** THE REQUEST **
Retype, without changes, every line from the line that contains "Output a JSON" through the final line of the records. Exclude pictures.

Figure record listings:
>>
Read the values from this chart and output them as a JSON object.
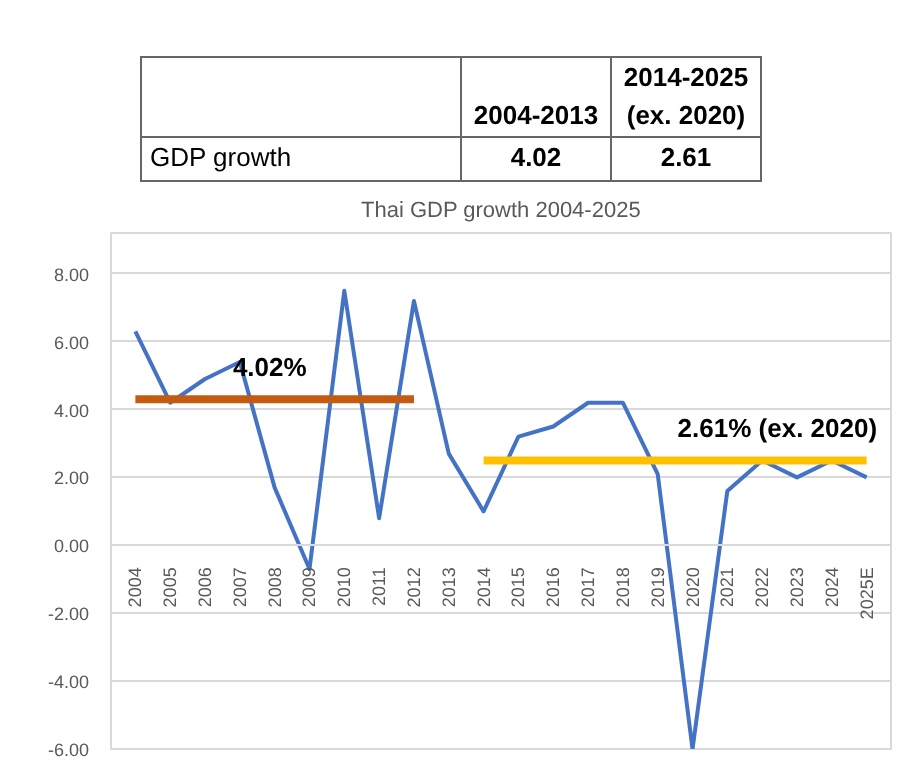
{
  "chart_data": [
    {
      "type": "other",
      "annotations": [
        "2004-2013",
        "2014-2025 (ex. 2020)",
        "GDP growth",
        "4.02",
        "2.61"
      ]
    },
    {
      "type": "line",
      "title": "Thai GDP growth 2004-2025",
      "categories": [
        "2004",
        "2005",
        "2006",
        "2007",
        "2008",
        "2009",
        "2010",
        "2011",
        "2012",
        "2013",
        "2014",
        "2015",
        "2016",
        "2017",
        "2018",
        "2019",
        "2020",
        "2021",
        "2022",
        "2023",
        "2024",
        "2025E"
      ],
      "series": [
        {
          "color": "#4472c4",
          "values": [
            6.3,
            4.2,
            4.9,
            5.4,
            1.7,
            -0.7,
            7.5,
            0.8,
            7.2,
            2.7,
            1.0,
            3.2,
            3.5,
            4.2,
            4.2,
            2.1,
            -6.0,
            1.6,
            2.5,
            2.0,
            2.5,
            2.0
          ]
        },
        {
          "color": "#c55a11",
          "values": [
            4.3,
            4.3,
            4.3,
            4.3,
            4.3,
            4.3,
            4.3,
            4.3,
            4.3,
            null,
            null,
            null,
            null,
            null,
            null,
            null,
            null,
            null,
            null,
            null,
            null,
            null
          ]
        },
        {
          "color": "#ffc000",
          "values": [
            null,
            null,
            null,
            null,
            null,
            null,
            null,
            null,
            null,
            null,
            2.5,
            2.5,
            2.5,
            2.5,
            2.5,
            2.5,
            2.5,
            2.5,
            2.5,
            2.5,
            2.5,
            2.5
          ]
        }
      ],
      "ylim": [
        -6,
        8
      ],
      "yticks": [
        {
          "value": -6,
          "label": "-6.00"
        },
        {
          "value": -4,
          "label": "-4.00"
        },
        {
          "value": -2,
          "label": "-2.00"
        },
        {
          "value": 0,
          "label": "0.00"
        },
        {
          "value": 2,
          "label": "2.00"
        },
        {
          "value": 4,
          "label": "4.00"
        },
        {
          "value": 6,
          "label": "6.00"
        },
        {
          "value": 8,
          "label": "8.00"
        }
      ],
      "grid": "y",
      "annotations": [
        "4.02%",
        "2.61% (ex. 2020)"
      ]
    }
  ]
}
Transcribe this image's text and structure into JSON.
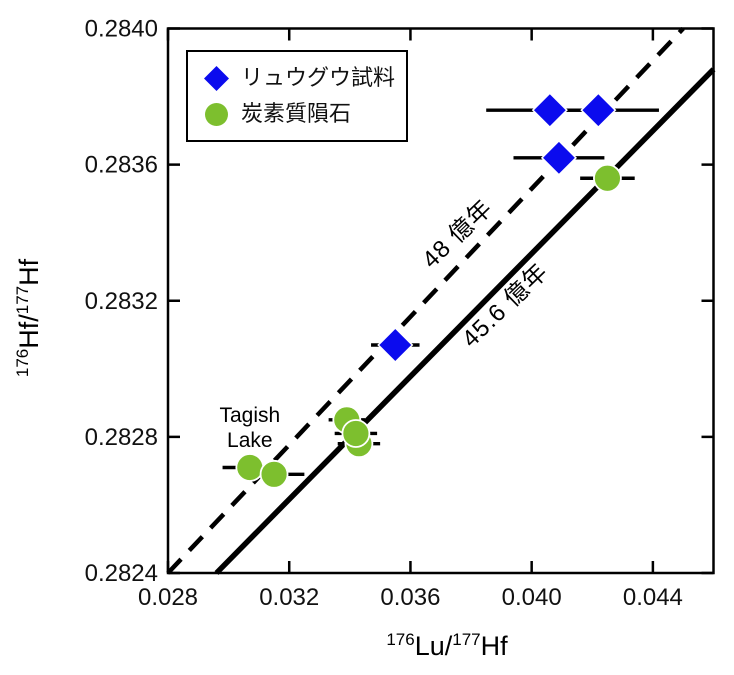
{
  "figure": {
    "background": "#ffffff",
    "border_color": "#000000"
  },
  "chart_data": {
    "type": "scatter",
    "title": "",
    "xlabel": "176Lu/177Hf",
    "ylabel": "176Hf/177Hf",
    "xlabel_parts": {
      "sup_a": "176",
      "base_a": "Lu/",
      "sup_b": "177",
      "base_b": "Hf"
    },
    "ylabel_parts": {
      "sup_a": "176",
      "base_a": "Hf/",
      "sup_b": "177",
      "base_b": "Hf"
    },
    "xlim": [
      0.028,
      0.046
    ],
    "ylim": [
      0.2824,
      0.284
    ],
    "x_ticks": [
      "0.028",
      "0.032",
      "0.036",
      "0.040",
      "0.044"
    ],
    "y_ticks": [
      "0.2824",
      "0.2828",
      "0.2832",
      "0.2836",
      "0.2840"
    ],
    "grid": false,
    "legend_position": "upper-left",
    "colors": {
      "ryugu_blue": "#0b0bee",
      "meteorite_green": "#7dbf2e",
      "line_black": "#000000"
    },
    "series": [
      {
        "name": "リュウグウ試料",
        "marker": "diamond",
        "color": "#0b0bee",
        "points": [
          {
            "x": 0.0406,
            "y": 0.28376,
            "xerr": 0.0021
          },
          {
            "x": 0.0422,
            "y": 0.28376,
            "xerr": 0.002
          },
          {
            "x": 0.0409,
            "y": 0.28362,
            "xerr": 0.0015
          },
          {
            "x": 0.0355,
            "y": 0.28307,
            "xerr": 0.0008
          }
        ]
      },
      {
        "name": "炭素質隕石",
        "marker": "circle",
        "color": "#7dbf2e",
        "points": [
          {
            "x": 0.0425,
            "y": 0.28356,
            "xerr": 0.0009
          },
          {
            "x": 0.0339,
            "y": 0.28285,
            "xerr": 0.0006
          },
          {
            "x": 0.0343,
            "y": 0.28278,
            "xerr": 0.0007
          },
          {
            "x": 0.0342,
            "y": 0.28281,
            "xerr": 0.0007
          },
          {
            "x": 0.0307,
            "y": 0.28271,
            "xerr": 0.0009
          },
          {
            "x": 0.0315,
            "y": 0.28269,
            "xerr": 0.001
          }
        ]
      }
    ],
    "isochrons": [
      {
        "label": "48 億年",
        "style": "dashed",
        "x1": 0.028,
        "y1": 0.2824,
        "x2": 0.045,
        "y2": 0.284,
        "label_x": 0.03773,
        "label_y": 0.28338,
        "label_angle": -44
      },
      {
        "label": "45.6 億年",
        "style": "solid",
        "x1": 0.0296,
        "y1": 0.2824,
        "x2": 0.046,
        "y2": 0.28388,
        "label_x": 0.0393,
        "label_y": 0.28317,
        "label_angle": -44
      }
    ],
    "annotations": [
      {
        "lines": [
          "Tagish",
          "Lake"
        ],
        "x": 0.0307,
        "y": 0.28282
      }
    ]
  }
}
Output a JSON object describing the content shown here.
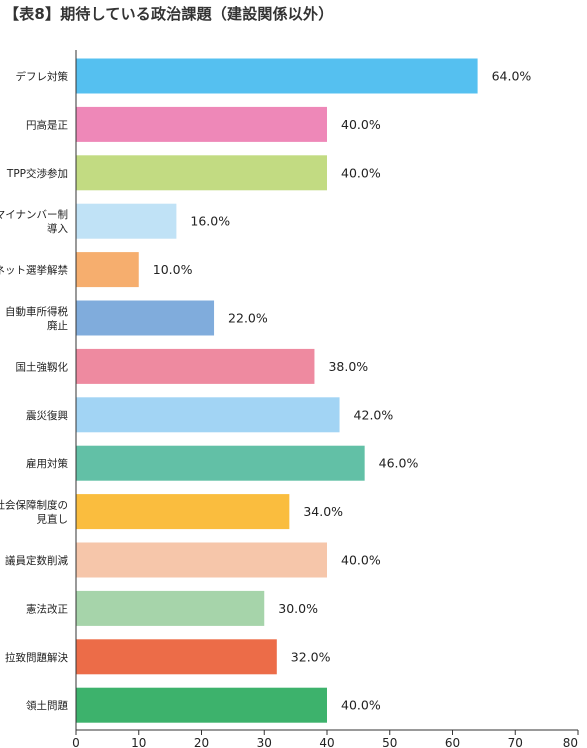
{
  "page": {
    "title": "【表8】期待している政治課題（建設関係以外）"
  },
  "chart_data": {
    "type": "bar",
    "orientation": "horizontal",
    "title": "【表8】期待している政治課題（建設関係以外）",
    "categories": [
      [
        "デフレ対策"
      ],
      [
        "円高是正"
      ],
      [
        "TPP交渉参加"
      ],
      [
        "マイナンバー制",
        "導入"
      ],
      [
        "ネット選挙解禁"
      ],
      [
        "自動車所得税",
        "廃止"
      ],
      [
        "国土強靱化"
      ],
      [
        "震災復興"
      ],
      [
        "雇用対策"
      ],
      [
        "社会保障制度の",
        "見直し"
      ],
      [
        "議員定数削減"
      ],
      [
        "憲法改正"
      ],
      [
        "拉致問題解決"
      ],
      [
        "領土問題"
      ]
    ],
    "values": [
      64.0,
      40.0,
      40.0,
      16.0,
      10.0,
      22.0,
      38.0,
      42.0,
      46.0,
      34.0,
      40.0,
      30.0,
      32.0,
      40.0
    ],
    "value_labels": [
      "64.0%",
      "40.0%",
      "40.0%",
      "16.0%",
      "10.0%",
      "22.0%",
      "38.0%",
      "42.0%",
      "46.0%",
      "34.0%",
      "40.0%",
      "30.0%",
      "32.0%",
      "40.0%"
    ],
    "colors": [
      "#55c0f0",
      "#ee88b8",
      "#c2db82",
      "#c0e2f6",
      "#f6ae6e",
      "#80acdc",
      "#ee8aa0",
      "#a2d4f4",
      "#62c0a6",
      "#fabd3e",
      "#f6c6aa",
      "#a6d4aa",
      "#ec6c48",
      "#3db26c"
    ],
    "xlim": [
      0,
      80
    ],
    "xticks": [
      "0",
      "10",
      "20",
      "30",
      "40",
      "50",
      "60",
      "70",
      "80"
    ],
    "grid": false
  }
}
<<
** SOLVED EXERCISE **
Output a JSON object describing the content shown here.
{
  "page": {
    "title": "【表8】期待している政治課題（建設関係以外）"
  },
  "chart_data": {
    "type": "bar",
    "orientation": "horizontal",
    "title": "【表8】期待している政治課題（建設関係以外）",
    "categories": [
      [
        "デフレ対策"
      ],
      [
        "円高是正"
      ],
      [
        "TPP交渉参加"
      ],
      [
        "マイナンバー制",
        "導入"
      ],
      [
        "ネット選挙解禁"
      ],
      [
        "自動車所得税",
        "廃止"
      ],
      [
        "国土強靱化"
      ],
      [
        "震災復興"
      ],
      [
        "雇用対策"
      ],
      [
        "社会保障制度の",
        "見直し"
      ],
      [
        "議員定数削減"
      ],
      [
        "憲法改正"
      ],
      [
        "拉致問題解決"
      ],
      [
        "領土問題"
      ]
    ],
    "values": [
      64.0,
      40.0,
      40.0,
      16.0,
      10.0,
      22.0,
      38.0,
      42.0,
      46.0,
      34.0,
      40.0,
      30.0,
      32.0,
      40.0
    ],
    "value_labels": [
      "64.0%",
      "40.0%",
      "40.0%",
      "16.0%",
      "10.0%",
      "22.0%",
      "38.0%",
      "42.0%",
      "46.0%",
      "34.0%",
      "40.0%",
      "30.0%",
      "32.0%",
      "40.0%"
    ],
    "colors": [
      "#55c0f0",
      "#ee88b8",
      "#c2db82",
      "#c0e2f6",
      "#f6ae6e",
      "#80acdc",
      "#ee8aa0",
      "#a2d4f4",
      "#62c0a6",
      "#fabd3e",
      "#f6c6aa",
      "#a6d4aa",
      "#ec6c48",
      "#3db26c"
    ],
    "xlim": [
      0,
      80
    ],
    "xticks": [
      "0",
      "10",
      "20",
      "30",
      "40",
      "50",
      "60",
      "70",
      "80"
    ],
    "grid": false
  }
}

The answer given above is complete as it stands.